Show all lines from the listing below that contain "text".

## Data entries

.....

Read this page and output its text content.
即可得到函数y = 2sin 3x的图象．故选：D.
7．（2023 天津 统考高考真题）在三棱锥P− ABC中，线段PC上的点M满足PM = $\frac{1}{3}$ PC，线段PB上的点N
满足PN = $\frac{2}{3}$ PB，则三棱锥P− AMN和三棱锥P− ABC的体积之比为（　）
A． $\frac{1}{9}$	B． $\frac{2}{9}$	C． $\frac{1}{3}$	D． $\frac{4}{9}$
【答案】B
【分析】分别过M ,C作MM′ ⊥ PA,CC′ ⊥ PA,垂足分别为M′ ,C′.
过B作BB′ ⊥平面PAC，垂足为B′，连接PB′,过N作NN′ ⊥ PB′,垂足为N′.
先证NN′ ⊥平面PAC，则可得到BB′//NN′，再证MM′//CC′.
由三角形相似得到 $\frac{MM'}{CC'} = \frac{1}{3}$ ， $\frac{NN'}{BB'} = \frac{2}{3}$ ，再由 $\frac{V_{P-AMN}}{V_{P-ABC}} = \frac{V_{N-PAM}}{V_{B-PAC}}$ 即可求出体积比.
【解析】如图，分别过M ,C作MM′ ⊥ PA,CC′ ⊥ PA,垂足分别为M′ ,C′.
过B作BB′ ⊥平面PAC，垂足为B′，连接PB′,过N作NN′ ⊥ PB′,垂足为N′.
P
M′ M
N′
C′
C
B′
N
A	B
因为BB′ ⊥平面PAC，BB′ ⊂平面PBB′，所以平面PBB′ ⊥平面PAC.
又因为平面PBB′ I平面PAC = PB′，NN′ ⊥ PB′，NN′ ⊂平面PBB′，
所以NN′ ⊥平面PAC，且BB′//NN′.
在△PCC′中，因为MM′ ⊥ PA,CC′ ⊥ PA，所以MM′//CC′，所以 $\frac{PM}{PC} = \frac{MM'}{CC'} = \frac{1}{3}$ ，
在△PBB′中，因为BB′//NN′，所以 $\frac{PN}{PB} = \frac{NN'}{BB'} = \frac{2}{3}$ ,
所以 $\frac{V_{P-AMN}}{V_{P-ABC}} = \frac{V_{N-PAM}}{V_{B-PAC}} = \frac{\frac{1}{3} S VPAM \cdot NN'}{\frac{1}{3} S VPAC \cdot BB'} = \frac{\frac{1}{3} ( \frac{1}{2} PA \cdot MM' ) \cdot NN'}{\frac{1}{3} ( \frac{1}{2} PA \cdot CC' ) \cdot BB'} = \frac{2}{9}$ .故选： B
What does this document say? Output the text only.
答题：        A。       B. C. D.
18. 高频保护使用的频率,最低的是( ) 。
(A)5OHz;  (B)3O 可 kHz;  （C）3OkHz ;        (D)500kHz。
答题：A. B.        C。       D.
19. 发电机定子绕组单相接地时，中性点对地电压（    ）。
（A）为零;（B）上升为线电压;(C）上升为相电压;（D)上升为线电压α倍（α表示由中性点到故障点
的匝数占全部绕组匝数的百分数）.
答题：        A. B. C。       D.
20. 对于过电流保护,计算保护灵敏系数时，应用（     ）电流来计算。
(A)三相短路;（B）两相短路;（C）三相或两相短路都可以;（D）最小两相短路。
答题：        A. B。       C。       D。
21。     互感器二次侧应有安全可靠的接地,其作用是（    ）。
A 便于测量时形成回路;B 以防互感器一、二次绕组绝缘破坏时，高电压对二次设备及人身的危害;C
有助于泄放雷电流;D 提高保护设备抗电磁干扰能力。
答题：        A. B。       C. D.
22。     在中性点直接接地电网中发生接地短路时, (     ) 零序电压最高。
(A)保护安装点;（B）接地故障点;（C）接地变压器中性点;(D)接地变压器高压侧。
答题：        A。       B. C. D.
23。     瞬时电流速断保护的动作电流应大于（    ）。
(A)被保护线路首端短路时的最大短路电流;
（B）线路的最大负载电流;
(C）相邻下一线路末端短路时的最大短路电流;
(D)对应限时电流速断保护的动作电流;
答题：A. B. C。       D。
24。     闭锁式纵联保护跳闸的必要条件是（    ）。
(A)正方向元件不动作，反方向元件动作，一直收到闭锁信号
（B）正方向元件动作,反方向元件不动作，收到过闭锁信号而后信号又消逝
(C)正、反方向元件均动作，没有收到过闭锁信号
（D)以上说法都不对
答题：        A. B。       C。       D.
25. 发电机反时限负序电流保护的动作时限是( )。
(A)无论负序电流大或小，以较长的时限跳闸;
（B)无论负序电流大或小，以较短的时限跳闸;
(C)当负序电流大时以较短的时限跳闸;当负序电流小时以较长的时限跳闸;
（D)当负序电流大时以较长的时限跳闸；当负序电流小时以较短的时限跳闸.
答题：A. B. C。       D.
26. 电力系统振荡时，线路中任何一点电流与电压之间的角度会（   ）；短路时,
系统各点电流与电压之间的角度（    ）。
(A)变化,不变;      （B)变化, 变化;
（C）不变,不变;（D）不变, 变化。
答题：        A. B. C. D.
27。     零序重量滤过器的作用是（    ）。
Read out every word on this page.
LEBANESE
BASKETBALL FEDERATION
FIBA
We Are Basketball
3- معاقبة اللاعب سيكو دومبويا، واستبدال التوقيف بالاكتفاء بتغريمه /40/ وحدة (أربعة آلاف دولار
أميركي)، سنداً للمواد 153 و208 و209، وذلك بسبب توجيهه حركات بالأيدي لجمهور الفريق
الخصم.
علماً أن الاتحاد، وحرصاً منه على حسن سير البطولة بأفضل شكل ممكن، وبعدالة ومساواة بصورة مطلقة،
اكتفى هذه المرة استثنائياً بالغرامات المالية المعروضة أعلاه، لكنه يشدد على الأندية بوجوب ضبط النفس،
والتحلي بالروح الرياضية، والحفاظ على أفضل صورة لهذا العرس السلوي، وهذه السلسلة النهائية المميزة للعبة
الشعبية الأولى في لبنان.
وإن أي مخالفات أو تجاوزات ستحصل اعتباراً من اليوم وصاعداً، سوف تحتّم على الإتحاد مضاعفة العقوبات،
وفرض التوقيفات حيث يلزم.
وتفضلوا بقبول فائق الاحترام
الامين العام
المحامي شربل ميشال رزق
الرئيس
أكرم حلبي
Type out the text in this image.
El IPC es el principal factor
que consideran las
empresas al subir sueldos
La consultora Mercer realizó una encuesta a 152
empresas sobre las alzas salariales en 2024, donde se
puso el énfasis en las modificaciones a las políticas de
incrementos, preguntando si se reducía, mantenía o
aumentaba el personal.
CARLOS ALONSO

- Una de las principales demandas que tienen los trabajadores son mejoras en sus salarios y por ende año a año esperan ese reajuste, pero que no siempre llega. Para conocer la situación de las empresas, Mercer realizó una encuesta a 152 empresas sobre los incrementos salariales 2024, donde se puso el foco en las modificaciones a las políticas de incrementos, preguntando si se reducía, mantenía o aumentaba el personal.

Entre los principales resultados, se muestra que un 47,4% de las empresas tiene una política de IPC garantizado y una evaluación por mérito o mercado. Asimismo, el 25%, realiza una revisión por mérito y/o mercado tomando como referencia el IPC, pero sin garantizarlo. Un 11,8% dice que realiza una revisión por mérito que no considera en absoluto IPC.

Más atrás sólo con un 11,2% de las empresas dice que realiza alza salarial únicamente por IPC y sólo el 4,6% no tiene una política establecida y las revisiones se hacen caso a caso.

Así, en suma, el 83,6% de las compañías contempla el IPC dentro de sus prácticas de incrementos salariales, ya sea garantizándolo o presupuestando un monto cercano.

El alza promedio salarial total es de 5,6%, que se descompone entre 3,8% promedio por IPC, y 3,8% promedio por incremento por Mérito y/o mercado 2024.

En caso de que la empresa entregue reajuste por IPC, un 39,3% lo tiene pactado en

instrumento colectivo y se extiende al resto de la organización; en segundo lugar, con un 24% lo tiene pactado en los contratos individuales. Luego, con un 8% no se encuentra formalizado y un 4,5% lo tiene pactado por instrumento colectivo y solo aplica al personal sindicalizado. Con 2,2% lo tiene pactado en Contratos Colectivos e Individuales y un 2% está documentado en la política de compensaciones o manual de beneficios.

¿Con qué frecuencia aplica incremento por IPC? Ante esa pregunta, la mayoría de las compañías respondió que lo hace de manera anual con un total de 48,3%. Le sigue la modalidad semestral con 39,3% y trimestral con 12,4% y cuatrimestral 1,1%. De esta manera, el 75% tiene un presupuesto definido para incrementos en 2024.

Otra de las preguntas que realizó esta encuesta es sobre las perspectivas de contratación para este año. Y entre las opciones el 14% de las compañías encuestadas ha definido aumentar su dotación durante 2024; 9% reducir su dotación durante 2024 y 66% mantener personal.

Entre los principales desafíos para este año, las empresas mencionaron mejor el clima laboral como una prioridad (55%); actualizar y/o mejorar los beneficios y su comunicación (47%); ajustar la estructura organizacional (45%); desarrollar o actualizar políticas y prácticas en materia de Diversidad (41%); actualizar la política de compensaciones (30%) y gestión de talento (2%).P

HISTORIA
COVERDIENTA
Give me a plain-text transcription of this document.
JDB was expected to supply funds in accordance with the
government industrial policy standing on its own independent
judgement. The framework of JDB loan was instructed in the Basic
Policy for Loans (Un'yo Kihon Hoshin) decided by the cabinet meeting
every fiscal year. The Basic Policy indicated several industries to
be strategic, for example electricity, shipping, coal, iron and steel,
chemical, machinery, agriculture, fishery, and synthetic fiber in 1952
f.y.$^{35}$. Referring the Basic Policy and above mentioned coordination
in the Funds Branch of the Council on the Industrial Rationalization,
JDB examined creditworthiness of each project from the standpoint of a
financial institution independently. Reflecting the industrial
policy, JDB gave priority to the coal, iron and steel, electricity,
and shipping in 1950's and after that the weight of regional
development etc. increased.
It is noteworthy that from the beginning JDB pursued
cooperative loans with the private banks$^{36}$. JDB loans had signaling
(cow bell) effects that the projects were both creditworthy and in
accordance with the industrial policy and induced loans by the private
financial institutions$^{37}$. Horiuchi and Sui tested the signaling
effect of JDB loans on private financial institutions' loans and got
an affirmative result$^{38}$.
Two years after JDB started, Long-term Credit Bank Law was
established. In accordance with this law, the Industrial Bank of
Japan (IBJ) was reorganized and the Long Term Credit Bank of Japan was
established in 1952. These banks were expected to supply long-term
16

.....

## Answer to the task
Read this page and output its text content.
What does this document say? Output the text only.
Type out the text in this image.
Give me a plain-text transcription of this document.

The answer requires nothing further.